Stored items
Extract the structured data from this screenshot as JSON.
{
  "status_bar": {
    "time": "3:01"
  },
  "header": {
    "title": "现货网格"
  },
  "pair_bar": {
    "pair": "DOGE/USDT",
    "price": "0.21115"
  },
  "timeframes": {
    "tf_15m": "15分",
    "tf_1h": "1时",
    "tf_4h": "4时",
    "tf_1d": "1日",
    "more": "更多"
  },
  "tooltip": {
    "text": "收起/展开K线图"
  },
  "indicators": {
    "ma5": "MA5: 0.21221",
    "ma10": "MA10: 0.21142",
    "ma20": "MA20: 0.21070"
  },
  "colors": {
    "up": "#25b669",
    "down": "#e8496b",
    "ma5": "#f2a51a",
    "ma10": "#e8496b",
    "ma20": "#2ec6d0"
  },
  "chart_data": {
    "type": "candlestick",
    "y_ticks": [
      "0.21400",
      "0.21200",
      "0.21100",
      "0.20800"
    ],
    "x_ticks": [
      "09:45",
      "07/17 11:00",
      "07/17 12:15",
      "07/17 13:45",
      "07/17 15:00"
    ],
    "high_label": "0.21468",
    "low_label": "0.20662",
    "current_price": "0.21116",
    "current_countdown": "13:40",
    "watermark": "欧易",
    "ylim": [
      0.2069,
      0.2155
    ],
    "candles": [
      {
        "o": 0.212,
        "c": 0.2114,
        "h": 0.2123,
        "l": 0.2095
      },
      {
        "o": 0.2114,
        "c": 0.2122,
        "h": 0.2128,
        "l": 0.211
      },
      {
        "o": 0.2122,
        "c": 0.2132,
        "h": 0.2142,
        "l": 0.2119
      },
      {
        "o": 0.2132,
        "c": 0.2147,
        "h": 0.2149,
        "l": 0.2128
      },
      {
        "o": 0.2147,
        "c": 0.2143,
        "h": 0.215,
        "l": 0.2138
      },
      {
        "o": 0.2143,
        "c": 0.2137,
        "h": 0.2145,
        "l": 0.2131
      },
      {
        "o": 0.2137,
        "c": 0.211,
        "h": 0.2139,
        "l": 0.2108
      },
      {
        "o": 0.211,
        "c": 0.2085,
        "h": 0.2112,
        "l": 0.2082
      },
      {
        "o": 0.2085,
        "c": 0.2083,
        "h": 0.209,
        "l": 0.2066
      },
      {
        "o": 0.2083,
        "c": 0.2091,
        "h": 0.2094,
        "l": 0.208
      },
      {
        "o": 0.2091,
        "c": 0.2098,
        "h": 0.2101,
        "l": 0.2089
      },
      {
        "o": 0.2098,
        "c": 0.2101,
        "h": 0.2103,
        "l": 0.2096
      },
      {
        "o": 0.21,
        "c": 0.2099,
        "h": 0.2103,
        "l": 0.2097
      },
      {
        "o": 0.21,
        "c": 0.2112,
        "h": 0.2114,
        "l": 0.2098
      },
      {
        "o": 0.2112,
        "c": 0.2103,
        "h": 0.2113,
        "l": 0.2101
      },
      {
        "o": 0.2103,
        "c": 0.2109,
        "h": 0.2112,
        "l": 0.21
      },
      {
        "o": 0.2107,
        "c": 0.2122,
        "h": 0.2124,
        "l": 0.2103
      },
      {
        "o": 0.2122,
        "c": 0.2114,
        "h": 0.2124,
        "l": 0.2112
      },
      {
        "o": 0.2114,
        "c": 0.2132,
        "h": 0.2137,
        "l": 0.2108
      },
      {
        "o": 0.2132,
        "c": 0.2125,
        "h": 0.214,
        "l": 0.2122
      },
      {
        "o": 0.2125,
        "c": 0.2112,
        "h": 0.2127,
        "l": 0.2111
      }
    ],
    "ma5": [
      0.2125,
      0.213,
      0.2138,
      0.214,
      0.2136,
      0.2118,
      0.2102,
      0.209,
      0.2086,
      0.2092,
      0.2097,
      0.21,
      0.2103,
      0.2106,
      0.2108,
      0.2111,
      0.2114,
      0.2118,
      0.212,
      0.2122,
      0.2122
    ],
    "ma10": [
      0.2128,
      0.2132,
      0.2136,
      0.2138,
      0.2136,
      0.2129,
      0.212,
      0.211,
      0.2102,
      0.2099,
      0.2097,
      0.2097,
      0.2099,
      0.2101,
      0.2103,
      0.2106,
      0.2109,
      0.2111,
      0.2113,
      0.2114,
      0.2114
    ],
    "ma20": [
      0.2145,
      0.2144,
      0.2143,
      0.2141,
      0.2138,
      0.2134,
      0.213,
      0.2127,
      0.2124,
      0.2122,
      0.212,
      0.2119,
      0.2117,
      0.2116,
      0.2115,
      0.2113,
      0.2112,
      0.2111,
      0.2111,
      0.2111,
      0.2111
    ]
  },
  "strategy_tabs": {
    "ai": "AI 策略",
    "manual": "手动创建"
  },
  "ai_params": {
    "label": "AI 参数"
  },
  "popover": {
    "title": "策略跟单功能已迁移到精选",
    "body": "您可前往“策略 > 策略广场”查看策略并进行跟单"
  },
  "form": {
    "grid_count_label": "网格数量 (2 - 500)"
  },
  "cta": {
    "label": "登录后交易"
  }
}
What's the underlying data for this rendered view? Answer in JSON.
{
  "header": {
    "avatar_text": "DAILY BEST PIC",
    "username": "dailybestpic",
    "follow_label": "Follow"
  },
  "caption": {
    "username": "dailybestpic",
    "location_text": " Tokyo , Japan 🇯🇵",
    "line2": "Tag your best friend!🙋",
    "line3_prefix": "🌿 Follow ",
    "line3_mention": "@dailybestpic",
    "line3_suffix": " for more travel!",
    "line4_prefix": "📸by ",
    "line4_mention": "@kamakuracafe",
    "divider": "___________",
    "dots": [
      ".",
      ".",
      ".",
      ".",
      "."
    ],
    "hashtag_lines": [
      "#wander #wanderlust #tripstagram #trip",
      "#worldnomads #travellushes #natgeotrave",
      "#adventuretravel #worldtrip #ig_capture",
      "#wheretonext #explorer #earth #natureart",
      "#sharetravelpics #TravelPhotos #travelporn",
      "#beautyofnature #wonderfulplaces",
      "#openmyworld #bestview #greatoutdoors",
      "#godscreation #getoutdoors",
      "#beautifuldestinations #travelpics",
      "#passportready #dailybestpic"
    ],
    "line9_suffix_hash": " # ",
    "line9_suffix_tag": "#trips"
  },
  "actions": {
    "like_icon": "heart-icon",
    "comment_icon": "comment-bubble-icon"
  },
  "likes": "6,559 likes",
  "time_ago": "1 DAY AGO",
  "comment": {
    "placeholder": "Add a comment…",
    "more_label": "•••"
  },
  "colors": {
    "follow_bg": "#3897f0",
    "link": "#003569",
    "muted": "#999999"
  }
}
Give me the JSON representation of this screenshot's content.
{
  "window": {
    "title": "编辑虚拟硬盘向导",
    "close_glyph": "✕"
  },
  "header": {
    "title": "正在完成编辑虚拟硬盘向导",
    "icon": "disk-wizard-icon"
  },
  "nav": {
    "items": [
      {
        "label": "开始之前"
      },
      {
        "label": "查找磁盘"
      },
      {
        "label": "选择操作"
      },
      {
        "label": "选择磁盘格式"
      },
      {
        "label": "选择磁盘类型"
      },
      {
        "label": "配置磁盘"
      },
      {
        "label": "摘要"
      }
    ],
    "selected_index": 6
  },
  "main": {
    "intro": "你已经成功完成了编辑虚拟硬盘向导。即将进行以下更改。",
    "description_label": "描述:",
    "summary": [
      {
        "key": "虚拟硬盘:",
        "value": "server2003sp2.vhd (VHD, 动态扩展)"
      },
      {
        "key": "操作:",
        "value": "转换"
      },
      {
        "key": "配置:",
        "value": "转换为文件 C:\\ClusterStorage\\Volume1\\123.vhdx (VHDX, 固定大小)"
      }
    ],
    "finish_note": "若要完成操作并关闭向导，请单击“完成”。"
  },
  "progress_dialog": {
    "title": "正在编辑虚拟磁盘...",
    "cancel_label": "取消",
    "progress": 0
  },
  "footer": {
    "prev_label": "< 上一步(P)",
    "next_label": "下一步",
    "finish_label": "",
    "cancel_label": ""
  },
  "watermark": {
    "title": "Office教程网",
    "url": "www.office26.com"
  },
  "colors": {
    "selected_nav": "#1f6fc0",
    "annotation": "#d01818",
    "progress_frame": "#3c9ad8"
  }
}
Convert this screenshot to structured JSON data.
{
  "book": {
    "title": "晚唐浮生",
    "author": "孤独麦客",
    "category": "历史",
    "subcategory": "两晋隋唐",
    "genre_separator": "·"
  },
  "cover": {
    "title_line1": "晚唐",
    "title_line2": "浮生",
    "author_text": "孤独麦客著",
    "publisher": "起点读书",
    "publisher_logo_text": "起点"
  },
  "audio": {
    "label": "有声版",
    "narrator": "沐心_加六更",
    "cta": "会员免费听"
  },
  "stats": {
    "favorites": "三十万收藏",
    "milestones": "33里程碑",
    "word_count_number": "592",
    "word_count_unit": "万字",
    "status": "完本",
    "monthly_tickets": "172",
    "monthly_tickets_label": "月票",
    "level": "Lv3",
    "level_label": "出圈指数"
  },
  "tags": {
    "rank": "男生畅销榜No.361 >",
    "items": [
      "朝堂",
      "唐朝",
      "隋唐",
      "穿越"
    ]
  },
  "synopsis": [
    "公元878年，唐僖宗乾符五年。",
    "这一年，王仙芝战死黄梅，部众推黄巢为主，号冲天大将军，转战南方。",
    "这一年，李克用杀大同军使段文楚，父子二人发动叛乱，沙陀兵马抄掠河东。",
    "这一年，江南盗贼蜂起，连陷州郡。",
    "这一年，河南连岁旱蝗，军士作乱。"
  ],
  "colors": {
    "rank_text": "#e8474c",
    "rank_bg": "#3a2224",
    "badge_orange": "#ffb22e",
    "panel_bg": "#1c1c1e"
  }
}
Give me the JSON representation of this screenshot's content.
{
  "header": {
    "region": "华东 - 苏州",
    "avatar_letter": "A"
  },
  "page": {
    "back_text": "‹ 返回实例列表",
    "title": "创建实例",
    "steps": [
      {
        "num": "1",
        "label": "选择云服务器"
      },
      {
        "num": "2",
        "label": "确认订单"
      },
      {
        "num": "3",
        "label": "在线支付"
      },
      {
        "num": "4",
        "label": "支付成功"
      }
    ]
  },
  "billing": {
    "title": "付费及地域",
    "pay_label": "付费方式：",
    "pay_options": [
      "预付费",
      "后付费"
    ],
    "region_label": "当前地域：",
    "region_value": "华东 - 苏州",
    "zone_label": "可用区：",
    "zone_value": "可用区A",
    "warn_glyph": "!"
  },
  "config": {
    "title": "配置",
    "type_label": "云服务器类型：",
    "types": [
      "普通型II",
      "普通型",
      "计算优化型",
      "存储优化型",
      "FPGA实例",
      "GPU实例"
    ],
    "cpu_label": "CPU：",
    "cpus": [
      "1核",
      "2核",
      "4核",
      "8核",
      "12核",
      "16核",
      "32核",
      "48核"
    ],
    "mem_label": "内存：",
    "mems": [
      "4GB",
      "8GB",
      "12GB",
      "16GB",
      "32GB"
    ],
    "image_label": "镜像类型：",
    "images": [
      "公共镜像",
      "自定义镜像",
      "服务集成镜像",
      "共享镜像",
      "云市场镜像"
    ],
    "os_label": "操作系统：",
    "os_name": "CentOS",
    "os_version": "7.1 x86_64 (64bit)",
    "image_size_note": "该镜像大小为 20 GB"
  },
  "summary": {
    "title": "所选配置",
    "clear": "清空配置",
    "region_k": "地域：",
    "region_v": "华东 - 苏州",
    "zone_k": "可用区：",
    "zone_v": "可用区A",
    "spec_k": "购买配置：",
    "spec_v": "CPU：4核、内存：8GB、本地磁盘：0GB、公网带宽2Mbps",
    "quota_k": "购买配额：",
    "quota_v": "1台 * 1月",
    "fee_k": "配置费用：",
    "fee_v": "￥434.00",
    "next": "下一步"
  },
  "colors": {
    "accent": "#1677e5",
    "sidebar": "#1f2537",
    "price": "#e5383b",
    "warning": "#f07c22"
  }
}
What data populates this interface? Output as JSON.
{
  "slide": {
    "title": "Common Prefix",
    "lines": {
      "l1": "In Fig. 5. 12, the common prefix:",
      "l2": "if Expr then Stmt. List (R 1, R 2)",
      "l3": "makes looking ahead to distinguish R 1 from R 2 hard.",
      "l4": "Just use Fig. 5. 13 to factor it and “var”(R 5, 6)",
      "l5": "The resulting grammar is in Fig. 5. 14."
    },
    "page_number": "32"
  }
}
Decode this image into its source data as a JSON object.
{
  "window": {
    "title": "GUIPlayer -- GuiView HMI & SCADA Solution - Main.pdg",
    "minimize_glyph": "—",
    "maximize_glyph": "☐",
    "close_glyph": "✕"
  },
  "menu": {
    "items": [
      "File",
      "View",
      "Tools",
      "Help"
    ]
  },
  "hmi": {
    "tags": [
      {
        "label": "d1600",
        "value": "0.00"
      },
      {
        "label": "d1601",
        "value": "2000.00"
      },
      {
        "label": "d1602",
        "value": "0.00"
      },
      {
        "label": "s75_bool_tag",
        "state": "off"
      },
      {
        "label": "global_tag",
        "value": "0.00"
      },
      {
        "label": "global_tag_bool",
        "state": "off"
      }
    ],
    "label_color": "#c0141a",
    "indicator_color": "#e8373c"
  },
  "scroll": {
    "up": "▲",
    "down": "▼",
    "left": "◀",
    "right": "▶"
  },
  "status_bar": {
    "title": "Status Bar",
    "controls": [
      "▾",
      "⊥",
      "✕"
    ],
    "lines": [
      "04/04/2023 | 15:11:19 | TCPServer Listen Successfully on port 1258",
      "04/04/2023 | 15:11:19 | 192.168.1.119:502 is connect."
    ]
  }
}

PROMPT = Pull out every line containing "screenshot".

EXPECTED ANSWER =
Extract the structured data from this screenshot as JSON.
Give me the JSON representation of this screenshot's content.
Convert this screenshot to structured JSON data.
Give me the JSON representation of this screenshot's content.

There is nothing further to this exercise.